TASK MATERIAL

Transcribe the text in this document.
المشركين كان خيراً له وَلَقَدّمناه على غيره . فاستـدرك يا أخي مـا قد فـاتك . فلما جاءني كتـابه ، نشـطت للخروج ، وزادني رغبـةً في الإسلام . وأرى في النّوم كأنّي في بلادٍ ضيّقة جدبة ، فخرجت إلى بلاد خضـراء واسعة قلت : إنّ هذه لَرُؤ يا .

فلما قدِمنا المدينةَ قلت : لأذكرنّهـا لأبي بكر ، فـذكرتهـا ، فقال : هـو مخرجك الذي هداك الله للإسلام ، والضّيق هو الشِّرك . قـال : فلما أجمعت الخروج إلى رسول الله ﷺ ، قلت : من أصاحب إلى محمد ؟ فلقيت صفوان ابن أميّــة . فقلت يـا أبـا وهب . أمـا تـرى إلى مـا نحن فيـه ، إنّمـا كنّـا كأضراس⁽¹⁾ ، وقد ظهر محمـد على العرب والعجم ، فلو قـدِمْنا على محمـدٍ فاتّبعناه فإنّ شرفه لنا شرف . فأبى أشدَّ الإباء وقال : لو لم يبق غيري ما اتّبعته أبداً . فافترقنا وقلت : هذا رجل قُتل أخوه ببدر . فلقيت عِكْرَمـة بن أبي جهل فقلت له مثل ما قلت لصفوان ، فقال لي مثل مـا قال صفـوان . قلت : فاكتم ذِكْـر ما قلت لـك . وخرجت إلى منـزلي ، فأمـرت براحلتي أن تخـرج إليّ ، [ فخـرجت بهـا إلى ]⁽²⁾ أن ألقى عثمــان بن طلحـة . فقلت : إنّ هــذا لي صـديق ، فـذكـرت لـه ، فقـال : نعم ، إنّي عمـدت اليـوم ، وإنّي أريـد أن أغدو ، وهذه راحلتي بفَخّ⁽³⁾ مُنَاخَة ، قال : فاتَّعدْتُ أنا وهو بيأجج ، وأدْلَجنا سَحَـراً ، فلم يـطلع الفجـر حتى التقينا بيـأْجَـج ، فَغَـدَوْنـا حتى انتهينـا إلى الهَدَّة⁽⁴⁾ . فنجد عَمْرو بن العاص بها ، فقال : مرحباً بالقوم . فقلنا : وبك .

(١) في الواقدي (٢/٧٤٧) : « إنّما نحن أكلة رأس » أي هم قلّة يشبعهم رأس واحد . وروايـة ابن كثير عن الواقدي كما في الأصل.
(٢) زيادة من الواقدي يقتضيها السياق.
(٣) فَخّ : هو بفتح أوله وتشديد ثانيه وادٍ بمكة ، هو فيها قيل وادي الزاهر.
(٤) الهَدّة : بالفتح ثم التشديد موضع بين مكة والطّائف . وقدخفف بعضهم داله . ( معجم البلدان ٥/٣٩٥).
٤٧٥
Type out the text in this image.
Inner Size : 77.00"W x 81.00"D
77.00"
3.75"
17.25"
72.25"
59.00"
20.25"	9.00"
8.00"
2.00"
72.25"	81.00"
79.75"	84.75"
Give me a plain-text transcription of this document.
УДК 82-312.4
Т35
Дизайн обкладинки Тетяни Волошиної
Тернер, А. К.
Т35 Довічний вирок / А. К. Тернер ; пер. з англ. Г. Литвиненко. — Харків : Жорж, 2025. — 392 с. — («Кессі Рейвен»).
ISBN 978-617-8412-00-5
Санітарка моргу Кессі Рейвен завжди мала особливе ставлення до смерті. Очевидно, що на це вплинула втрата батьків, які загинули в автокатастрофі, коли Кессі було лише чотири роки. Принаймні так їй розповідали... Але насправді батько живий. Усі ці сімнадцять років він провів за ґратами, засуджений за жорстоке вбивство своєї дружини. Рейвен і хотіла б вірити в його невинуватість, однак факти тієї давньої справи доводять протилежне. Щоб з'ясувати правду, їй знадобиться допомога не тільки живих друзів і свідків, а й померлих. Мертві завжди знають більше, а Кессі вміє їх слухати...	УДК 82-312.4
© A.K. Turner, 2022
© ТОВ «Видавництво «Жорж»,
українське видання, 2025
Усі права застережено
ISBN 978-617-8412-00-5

STATED PROBLEM
Copy out each line of the listing that holds "الواقدي".

EXPECTED ANSWER
(١) في الواقدي (٢/٧٤٧) : « إنّما نحن أكلة رأس » أي هم قلّة يشبعهم رأس واحد . وروايـة ابن كثير عن الواقدي كما في الأصل.
(٢) زيادة من الواقدي يقتضيها السياق.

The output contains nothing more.